**Exercise objective**
Go through the listing beneath this task and return every line that carries the string "Resistance".

(begin)

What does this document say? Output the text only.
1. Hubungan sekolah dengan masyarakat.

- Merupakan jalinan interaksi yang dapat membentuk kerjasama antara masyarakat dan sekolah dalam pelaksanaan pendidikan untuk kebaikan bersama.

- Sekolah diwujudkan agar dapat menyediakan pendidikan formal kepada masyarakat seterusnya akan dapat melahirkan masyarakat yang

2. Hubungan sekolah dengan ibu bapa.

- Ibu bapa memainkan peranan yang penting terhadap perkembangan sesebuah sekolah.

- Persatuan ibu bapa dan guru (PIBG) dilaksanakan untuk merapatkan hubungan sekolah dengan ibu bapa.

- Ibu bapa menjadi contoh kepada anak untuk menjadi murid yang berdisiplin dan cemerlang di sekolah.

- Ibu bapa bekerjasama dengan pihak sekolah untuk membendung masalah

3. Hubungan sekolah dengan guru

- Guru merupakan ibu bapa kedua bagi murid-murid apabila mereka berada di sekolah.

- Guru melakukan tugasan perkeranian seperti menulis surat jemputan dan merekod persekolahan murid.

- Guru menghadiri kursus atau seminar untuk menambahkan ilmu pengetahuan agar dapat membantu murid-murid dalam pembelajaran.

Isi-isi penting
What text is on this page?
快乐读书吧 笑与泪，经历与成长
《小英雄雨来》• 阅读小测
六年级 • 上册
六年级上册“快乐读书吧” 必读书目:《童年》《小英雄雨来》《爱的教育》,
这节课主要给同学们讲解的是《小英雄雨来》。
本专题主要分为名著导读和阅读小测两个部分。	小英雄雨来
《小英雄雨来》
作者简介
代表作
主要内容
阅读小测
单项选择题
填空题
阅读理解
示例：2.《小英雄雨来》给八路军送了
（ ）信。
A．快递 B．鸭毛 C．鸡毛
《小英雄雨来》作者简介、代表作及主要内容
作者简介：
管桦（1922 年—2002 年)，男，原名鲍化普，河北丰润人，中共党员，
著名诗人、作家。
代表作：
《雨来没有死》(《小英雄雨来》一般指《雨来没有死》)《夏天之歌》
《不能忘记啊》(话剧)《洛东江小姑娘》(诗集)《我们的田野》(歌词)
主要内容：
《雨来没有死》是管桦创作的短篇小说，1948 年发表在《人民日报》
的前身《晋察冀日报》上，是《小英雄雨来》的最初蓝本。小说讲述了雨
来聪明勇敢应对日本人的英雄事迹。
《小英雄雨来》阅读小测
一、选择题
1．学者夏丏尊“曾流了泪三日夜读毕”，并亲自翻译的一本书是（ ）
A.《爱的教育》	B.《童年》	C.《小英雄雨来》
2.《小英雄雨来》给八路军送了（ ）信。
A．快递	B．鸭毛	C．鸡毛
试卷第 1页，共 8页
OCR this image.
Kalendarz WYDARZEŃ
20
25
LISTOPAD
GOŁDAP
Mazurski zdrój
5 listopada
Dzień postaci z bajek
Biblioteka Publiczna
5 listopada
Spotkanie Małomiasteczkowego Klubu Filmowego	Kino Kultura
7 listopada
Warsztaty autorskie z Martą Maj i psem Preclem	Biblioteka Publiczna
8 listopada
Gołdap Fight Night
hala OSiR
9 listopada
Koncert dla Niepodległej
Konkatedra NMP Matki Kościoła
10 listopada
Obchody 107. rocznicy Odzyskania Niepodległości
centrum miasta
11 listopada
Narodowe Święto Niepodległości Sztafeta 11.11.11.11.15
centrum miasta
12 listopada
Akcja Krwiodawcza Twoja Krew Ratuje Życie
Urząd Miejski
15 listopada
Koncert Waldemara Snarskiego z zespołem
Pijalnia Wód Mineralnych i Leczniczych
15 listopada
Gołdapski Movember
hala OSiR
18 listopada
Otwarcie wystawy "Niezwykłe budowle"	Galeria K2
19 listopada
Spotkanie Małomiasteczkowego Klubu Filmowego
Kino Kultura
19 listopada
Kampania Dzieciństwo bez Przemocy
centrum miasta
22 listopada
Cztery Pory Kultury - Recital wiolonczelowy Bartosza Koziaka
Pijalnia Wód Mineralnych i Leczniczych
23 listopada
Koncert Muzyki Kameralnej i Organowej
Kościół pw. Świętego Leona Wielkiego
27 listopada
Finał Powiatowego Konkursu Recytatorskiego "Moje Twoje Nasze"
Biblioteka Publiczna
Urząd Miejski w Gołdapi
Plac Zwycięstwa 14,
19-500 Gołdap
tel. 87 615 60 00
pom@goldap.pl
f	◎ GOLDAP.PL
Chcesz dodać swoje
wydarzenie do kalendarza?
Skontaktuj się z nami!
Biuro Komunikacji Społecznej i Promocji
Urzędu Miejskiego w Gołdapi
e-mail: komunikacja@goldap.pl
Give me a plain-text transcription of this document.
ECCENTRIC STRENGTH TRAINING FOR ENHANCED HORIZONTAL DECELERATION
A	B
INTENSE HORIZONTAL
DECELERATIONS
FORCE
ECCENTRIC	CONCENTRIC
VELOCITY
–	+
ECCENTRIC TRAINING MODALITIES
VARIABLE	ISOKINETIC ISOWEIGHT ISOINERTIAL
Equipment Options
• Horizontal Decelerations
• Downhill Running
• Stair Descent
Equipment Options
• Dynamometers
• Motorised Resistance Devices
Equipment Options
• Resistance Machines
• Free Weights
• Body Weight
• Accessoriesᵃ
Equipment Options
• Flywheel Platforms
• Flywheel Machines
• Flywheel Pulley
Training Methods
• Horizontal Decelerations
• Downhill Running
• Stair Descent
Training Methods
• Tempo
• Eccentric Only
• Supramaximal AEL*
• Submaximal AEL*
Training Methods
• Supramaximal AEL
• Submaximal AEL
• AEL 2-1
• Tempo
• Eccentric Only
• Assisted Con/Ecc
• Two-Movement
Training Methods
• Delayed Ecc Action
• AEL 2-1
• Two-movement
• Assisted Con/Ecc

(end)

**Solution to this task**
• Motorised Resistance Devices
• Resistance Machines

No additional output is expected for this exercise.